Items from a figure collection
BEGIN

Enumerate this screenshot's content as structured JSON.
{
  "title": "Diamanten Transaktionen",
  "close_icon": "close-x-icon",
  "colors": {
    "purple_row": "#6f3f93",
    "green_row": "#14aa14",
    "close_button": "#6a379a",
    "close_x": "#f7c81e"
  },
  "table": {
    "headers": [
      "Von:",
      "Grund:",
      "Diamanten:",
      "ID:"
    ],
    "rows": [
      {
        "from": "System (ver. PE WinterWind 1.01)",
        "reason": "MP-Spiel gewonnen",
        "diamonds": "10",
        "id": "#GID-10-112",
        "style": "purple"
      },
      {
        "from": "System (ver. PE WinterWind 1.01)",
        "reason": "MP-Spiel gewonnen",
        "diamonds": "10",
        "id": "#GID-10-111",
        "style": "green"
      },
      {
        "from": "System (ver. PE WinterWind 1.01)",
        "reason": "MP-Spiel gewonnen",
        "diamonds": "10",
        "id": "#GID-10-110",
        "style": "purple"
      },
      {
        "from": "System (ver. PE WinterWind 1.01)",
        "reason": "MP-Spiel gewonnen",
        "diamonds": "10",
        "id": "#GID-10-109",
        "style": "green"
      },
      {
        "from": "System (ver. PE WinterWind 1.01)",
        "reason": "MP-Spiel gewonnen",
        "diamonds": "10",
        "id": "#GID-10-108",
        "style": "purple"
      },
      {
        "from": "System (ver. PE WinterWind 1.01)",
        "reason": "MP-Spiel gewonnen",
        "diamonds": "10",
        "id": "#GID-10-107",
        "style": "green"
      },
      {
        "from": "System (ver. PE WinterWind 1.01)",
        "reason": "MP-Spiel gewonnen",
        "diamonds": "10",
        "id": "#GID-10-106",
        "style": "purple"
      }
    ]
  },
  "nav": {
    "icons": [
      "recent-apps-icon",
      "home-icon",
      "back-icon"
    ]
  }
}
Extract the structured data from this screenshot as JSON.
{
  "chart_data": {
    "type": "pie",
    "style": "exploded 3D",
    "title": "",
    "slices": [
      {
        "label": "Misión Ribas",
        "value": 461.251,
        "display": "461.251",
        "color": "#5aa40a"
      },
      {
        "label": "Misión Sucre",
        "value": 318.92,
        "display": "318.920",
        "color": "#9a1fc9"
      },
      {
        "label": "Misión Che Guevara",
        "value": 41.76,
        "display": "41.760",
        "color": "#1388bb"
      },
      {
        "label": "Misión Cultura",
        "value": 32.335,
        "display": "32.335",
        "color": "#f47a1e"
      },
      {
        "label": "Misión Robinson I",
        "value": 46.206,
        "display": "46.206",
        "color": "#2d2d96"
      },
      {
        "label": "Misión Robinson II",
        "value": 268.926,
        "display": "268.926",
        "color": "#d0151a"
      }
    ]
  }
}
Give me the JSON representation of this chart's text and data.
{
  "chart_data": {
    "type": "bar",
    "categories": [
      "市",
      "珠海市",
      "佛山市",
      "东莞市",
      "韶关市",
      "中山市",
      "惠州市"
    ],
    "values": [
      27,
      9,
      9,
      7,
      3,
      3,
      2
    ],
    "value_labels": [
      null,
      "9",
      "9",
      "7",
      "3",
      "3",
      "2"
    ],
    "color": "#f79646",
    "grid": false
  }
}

END

TASK TO CARRY OUT —
Return exactly the lines of the data, and only those, from the line with "Give me the" through the last line, inclusive.

CORRECT RESPONSE —
Give me the JSON representation of this chart's text and data.
{
  "chart_data": {
    "type": "bar",
    "categories": [
      "市",
      "珠海市",
      "佛山市",
      "东莞市",
      "韶关市",
      "中山市",
      "惠州市"
    ],
    "values": [
      27,
      9,
      9,
      7,
      3,
      3,
      2
    ],
    "value_labels": [
      null,
      "9",
      "9",
      "7",
      "3",
      "3",
      "2"
    ],
    "color": "#f79646",
    "grid": false
  }
}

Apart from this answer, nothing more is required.